Supplied records:
▼▼▼
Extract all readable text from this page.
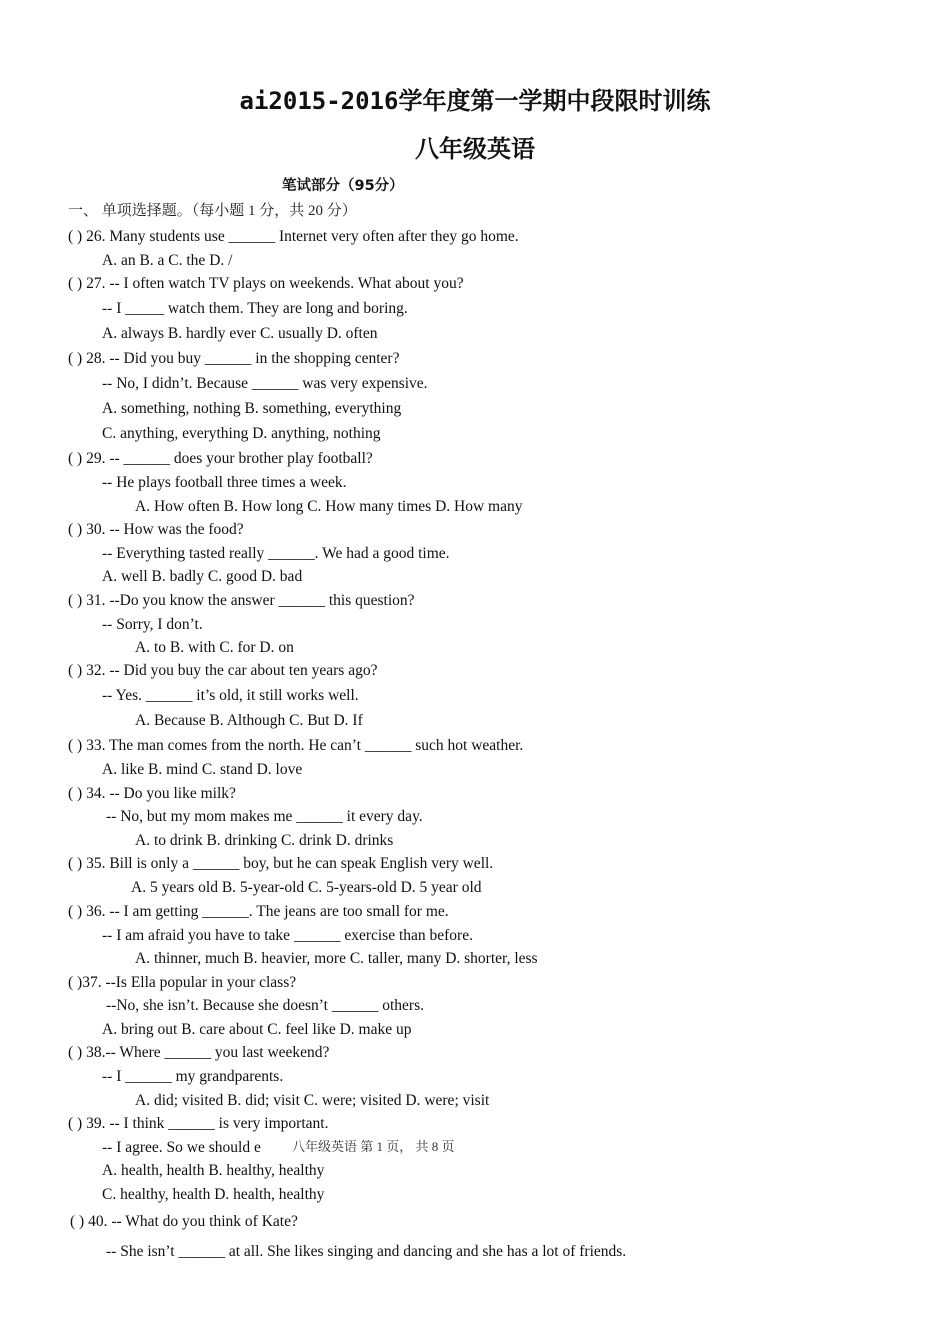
ai2015-2016学年度第一学期中段限时训练
八年级英语
笔试部分（95分）
一、 单项选择题。（每小题 1 分，共 20 分）
( ) 26. Many students use ______ Internet very often after they go home.
A. an B. a C. the D. /
( ) 27. -- I often watch TV plays on weekends. What about you?
-- I _____ watch them. They are long and boring.
A. always B. hardly ever C. usually D. often
( ) 28. -- Did you buy ______ in the shopping center?
-- No, I didn’t. Because ______ was very expensive.
A. something, nothing B. something, everything
C. anything, everything D. anything, nothing
( ) 29. -- ______ does your brother play football?
-- He plays football three times a week.
A. How often B. How long C. How many times D. How many
( ) 30. -- How was the food?
-- Everything tasted really ______. We had a good time.
A. well B. badly C. good D. bad
( ) 31. --Do you know the answer ______ this question?
-- Sorry, I don’t.
A. to B. with C. for D. on
( ) 32. -- Did you buy the car about ten years ago?
-- Yes. ______ it’s old, it still works well.
A. Because B. Although C. But D. If
( ) 33. The man comes from the north. He can’t ______ such hot weather.
A. like B. mind C. stand D. love
( ) 34. -- Do you like milk?
-- No, but my mom makes me ______ it every day.
A. to drink B. drinking C. drink D. drinks
( ) 35. Bill is only a ______ boy, but he can speak English very well.
A. 5 years old B. 5-year-old C. 5-years-old D. 5 year old
( ) 36. -- I am getting ______. The jeans are too small for me.
-- I am afraid you have to take ______ exercise than before.
A. thinner, much B. heavier, more C. taller, many D. shorter, less
( )37. --Is Ella popular in your class?
--No, she isn’t. Because she doesn’t ______ others.
A. bring out B. care about C. feel like D. make up
( ) 38.-- Where ______ you last weekend?
-- I ______ my grandparents.
A. did; visited B. did; visit C. were; visited D. were; visit
( ) 39. -- I think ______ is very important.
-- I agree. So we should e
A. health, health B. healthy, healthy
C. healthy, health D. health, healthy
八年级英语 第 1 页， 共 8 页
( ) 40. -- What do you think of Kate?
-- She isn’t ______ at all. She likes singing and dancing and she has a lot of friends.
▲▲▲
Given request: Copy all lines of the listing above that contain the string "nothing".

The reply:
A. something, nothing B. something, everything
C. anything, everything D. anything, nothing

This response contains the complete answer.